▸ Task directions
Copy every line from the material below that holds "Vector".

▸ The records

━━━━━━

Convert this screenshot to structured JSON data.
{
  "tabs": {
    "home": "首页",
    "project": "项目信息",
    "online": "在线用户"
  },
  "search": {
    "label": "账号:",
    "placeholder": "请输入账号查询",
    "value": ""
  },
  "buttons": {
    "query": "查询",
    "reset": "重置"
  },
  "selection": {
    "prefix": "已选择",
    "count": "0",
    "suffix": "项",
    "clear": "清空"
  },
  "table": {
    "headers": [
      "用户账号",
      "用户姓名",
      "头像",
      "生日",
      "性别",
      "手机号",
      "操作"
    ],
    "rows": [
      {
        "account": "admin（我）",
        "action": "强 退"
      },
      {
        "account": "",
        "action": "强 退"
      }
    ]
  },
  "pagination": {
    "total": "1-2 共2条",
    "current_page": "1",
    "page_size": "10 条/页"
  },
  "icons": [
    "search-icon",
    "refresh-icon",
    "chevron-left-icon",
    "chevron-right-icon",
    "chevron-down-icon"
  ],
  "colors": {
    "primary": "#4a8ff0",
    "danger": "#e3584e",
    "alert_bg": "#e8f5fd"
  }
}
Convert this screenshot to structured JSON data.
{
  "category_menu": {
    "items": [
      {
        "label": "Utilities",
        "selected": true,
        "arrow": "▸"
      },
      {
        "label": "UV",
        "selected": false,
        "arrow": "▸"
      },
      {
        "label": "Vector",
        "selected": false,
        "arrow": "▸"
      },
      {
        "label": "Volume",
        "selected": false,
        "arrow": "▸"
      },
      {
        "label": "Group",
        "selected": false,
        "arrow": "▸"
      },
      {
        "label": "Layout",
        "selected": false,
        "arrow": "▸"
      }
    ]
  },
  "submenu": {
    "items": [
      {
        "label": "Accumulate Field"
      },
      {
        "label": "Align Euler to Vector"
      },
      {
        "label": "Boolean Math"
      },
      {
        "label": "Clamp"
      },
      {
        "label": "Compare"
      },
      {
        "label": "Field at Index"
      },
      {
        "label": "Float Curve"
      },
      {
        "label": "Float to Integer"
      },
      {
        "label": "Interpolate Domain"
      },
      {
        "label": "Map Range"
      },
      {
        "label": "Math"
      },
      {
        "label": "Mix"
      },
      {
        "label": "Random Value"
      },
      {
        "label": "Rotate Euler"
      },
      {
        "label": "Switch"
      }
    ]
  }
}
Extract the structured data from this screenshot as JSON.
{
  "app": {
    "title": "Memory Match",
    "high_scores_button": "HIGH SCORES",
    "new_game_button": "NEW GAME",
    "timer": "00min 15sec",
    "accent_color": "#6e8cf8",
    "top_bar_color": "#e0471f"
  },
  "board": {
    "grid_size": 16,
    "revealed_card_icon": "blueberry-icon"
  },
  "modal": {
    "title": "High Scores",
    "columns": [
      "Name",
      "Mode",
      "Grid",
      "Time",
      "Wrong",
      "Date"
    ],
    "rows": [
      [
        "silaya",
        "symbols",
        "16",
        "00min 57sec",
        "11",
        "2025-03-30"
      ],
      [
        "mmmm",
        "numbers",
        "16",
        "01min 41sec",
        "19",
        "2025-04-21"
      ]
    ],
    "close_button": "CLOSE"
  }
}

━━━━━━

▸ Expected output
        "label": "Vector",
        "label": "Align Euler to Vector"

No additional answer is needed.